**Exercise requirements:** Copy out every line that contains "пустыня".

**Records:**
-------
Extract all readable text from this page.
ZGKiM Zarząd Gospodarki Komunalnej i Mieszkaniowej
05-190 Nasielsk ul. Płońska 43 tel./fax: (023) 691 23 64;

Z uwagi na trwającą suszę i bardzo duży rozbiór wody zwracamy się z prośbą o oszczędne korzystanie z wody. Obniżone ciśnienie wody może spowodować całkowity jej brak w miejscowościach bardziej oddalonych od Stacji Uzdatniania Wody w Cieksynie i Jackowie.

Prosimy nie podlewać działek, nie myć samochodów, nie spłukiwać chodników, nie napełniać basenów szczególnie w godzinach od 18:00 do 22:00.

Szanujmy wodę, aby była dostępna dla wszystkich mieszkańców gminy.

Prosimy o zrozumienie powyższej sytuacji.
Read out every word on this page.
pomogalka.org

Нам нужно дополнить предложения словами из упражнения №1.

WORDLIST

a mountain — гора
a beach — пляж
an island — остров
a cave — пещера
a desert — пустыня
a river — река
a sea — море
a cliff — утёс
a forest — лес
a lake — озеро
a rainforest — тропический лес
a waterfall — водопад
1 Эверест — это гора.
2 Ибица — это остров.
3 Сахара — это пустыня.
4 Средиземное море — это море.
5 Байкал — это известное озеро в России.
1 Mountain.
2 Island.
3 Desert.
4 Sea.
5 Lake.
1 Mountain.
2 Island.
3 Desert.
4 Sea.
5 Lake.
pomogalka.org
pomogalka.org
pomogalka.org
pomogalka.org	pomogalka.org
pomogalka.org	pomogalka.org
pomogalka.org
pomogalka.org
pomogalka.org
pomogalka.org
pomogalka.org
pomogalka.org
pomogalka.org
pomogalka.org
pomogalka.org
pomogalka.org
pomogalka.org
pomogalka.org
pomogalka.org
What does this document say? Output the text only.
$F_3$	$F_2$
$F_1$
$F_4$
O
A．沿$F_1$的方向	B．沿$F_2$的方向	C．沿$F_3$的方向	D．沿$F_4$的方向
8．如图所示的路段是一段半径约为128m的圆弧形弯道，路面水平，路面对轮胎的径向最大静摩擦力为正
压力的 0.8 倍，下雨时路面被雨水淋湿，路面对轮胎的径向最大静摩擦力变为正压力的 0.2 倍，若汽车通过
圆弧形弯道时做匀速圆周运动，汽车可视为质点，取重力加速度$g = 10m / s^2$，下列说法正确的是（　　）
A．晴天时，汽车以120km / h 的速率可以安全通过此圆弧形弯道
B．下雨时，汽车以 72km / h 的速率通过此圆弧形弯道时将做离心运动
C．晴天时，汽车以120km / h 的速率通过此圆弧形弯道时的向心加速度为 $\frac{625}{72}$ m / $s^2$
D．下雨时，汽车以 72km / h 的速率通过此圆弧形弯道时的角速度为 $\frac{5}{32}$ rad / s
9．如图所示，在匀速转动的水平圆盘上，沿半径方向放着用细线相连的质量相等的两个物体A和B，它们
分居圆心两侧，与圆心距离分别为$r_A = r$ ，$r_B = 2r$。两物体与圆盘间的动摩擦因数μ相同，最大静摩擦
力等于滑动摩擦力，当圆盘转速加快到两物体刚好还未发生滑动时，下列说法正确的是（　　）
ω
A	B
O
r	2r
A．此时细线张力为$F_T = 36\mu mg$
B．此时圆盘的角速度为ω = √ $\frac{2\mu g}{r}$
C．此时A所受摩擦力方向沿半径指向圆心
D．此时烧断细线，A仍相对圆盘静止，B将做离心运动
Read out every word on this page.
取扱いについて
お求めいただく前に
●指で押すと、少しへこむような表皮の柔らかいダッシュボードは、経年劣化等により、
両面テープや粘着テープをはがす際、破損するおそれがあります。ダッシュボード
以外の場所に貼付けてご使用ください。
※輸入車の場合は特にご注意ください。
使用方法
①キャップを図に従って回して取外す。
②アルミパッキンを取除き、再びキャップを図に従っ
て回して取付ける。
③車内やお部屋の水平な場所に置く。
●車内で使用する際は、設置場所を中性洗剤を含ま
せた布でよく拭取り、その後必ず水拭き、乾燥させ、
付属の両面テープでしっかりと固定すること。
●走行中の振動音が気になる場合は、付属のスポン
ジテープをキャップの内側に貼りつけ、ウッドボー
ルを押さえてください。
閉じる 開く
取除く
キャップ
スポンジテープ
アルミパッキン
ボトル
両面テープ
-------
**Output of the exercise:**
a desert — пустыня
3 Сахара — это пустыня.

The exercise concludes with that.